■ TASK TO COMPLETE ■
Using the records below, locate all lines containing "equation" and return them.

■ RECORD LIST ■
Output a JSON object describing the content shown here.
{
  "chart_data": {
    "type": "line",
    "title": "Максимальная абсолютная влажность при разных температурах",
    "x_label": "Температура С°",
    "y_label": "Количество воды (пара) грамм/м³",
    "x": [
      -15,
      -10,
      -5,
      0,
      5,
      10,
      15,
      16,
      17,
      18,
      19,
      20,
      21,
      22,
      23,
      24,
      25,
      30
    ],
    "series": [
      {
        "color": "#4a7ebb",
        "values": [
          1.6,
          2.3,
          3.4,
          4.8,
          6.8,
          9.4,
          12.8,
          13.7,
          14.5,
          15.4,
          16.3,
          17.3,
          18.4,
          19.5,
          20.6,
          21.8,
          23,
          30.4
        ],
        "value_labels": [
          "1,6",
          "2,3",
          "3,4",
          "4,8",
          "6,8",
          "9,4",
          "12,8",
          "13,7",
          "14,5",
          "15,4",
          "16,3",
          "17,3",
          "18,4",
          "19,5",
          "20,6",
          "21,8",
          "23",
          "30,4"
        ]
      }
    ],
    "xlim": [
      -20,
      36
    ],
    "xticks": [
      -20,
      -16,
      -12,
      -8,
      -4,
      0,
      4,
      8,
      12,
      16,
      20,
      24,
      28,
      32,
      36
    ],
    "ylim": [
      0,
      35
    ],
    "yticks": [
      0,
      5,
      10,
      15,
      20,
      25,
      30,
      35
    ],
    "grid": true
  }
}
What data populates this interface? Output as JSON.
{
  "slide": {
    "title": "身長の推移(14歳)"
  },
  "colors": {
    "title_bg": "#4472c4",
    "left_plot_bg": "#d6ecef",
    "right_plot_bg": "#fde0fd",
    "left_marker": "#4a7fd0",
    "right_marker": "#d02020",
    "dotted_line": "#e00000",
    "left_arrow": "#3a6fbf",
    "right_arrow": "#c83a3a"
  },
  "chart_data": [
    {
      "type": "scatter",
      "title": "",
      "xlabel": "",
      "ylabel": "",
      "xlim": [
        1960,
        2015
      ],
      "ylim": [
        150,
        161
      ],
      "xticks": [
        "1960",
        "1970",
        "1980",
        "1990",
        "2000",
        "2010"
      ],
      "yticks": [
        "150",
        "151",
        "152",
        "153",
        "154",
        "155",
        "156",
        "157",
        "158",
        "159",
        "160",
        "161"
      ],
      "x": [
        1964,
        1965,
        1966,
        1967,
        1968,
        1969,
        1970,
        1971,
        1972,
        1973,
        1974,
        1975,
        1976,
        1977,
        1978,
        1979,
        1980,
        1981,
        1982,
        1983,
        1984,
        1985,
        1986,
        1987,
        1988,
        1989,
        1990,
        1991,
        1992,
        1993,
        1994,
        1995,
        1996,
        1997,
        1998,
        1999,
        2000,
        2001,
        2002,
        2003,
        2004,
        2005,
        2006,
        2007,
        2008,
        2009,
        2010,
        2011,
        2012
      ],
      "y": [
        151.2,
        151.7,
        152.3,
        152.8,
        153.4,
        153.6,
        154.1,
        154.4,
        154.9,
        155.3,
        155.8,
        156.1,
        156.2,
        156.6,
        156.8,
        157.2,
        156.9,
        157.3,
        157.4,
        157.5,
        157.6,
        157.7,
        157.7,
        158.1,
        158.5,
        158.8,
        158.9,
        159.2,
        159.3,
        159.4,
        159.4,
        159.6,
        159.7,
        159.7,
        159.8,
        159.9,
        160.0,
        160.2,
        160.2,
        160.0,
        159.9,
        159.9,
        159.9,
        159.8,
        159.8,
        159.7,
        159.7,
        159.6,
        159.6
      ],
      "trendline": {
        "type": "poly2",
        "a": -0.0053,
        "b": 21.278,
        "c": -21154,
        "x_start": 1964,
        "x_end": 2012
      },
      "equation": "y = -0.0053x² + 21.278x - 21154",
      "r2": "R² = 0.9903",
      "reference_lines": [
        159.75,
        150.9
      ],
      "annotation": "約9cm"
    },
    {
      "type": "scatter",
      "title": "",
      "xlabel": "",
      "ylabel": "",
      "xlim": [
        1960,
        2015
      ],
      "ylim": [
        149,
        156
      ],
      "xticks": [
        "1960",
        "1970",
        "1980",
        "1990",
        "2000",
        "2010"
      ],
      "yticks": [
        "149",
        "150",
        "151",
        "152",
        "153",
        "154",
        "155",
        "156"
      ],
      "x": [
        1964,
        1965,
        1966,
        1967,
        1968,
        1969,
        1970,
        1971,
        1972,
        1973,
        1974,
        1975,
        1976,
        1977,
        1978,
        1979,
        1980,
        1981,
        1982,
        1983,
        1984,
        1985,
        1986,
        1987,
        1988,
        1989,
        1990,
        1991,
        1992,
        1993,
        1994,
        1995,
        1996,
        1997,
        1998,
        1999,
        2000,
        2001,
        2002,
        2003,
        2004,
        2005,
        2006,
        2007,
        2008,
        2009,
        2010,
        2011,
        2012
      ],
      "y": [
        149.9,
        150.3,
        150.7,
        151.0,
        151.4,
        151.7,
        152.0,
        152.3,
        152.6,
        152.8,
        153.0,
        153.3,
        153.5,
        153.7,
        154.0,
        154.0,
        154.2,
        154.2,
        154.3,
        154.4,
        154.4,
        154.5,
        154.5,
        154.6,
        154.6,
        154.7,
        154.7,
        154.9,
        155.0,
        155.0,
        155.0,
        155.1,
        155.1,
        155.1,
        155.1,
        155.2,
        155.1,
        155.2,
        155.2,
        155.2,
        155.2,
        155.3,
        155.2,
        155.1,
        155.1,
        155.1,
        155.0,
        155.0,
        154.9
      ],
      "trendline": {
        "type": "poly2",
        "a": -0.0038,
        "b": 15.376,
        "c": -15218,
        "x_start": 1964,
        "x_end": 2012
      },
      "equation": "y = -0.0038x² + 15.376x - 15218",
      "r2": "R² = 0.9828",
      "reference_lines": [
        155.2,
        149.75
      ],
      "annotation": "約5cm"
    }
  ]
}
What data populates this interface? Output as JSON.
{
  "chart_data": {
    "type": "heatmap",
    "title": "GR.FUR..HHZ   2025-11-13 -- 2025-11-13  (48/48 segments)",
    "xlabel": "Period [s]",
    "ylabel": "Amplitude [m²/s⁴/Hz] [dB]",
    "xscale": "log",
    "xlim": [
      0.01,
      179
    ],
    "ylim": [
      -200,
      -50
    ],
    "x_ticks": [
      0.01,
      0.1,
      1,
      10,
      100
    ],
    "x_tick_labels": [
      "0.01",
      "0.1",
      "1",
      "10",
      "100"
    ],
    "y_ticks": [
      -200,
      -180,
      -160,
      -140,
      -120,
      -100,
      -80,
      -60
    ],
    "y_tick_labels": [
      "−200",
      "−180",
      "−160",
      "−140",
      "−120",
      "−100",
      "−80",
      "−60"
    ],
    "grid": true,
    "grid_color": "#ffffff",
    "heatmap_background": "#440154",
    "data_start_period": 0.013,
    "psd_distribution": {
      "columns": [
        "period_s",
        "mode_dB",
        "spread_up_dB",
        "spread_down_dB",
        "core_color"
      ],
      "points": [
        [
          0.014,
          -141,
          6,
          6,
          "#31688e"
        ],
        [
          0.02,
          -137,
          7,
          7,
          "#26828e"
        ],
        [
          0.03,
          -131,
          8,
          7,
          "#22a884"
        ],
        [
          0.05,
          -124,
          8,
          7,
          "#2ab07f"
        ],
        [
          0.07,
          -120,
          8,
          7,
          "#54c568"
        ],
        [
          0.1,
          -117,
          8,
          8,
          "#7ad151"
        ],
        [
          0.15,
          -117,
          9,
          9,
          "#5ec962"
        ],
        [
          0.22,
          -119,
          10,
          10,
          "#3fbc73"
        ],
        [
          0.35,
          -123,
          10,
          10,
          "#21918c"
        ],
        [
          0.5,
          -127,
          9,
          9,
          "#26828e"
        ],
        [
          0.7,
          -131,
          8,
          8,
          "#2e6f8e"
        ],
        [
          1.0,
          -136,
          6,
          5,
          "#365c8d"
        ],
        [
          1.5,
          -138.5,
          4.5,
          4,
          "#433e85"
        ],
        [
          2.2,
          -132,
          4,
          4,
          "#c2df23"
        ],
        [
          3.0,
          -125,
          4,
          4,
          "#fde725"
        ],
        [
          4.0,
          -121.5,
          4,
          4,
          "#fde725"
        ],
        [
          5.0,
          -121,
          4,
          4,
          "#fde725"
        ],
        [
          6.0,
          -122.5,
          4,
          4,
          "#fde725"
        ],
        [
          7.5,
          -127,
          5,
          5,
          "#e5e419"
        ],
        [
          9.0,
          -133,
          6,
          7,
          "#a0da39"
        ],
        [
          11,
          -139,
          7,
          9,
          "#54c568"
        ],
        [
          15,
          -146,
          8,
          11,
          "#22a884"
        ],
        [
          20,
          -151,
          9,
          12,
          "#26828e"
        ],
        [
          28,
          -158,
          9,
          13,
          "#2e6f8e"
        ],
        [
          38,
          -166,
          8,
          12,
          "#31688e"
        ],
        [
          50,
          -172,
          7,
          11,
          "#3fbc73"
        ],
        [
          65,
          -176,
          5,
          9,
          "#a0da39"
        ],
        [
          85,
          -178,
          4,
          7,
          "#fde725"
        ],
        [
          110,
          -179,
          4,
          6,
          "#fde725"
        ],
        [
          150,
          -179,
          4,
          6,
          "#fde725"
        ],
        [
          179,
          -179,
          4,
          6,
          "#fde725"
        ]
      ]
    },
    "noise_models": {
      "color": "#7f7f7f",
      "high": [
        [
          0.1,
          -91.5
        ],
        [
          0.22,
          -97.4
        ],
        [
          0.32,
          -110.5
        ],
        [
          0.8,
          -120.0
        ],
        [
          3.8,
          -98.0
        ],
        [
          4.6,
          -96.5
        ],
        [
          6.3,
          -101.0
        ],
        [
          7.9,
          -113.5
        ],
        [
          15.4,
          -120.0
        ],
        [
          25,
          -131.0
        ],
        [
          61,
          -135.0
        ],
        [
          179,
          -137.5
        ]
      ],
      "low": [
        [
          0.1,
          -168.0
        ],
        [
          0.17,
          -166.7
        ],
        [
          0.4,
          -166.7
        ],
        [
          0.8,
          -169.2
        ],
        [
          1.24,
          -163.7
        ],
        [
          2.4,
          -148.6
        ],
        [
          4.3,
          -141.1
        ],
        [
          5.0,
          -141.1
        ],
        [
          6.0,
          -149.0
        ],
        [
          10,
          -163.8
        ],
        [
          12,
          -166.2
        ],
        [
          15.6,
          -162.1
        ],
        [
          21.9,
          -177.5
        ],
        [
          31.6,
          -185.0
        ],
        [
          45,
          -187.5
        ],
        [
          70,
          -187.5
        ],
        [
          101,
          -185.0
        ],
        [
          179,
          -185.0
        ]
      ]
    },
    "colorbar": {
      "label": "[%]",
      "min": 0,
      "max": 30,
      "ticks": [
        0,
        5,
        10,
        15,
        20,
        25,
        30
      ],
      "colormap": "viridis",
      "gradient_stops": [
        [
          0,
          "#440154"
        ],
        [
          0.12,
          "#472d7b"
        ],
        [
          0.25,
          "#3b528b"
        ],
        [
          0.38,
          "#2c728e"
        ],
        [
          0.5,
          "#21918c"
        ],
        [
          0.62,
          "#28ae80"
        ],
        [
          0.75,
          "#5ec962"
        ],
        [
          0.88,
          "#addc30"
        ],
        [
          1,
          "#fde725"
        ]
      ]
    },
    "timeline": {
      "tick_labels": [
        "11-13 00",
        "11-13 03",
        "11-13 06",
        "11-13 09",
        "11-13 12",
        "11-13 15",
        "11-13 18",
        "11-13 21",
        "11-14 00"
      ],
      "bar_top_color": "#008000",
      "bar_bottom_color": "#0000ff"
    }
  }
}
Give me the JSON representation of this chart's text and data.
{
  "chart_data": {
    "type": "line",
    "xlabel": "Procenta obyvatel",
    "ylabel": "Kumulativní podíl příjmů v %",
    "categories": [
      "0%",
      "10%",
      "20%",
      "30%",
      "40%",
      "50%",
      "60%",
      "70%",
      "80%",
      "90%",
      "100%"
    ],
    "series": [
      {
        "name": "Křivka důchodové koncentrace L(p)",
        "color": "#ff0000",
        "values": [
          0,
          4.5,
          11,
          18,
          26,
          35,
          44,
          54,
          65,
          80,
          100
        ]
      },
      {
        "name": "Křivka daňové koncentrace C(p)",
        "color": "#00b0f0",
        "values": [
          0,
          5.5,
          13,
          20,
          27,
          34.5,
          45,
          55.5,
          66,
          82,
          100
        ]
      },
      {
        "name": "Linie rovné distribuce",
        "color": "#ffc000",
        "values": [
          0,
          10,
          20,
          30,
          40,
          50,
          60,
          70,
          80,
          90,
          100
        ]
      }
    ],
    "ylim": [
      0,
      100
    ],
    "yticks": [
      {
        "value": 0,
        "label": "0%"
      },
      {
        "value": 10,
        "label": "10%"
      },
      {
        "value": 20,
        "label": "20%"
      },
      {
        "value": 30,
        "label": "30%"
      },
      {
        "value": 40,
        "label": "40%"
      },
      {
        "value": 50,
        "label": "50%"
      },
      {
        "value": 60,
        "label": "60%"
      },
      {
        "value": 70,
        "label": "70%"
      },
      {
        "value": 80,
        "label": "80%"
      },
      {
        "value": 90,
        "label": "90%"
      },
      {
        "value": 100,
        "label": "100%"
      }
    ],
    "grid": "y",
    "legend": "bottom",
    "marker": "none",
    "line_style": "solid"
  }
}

■ EXERCISE SOLUTION ■
      "equation": "y = -0.0053x² + 21.278x - 21154",
      "equation": "y = -0.0038x² + 15.376x - 15218",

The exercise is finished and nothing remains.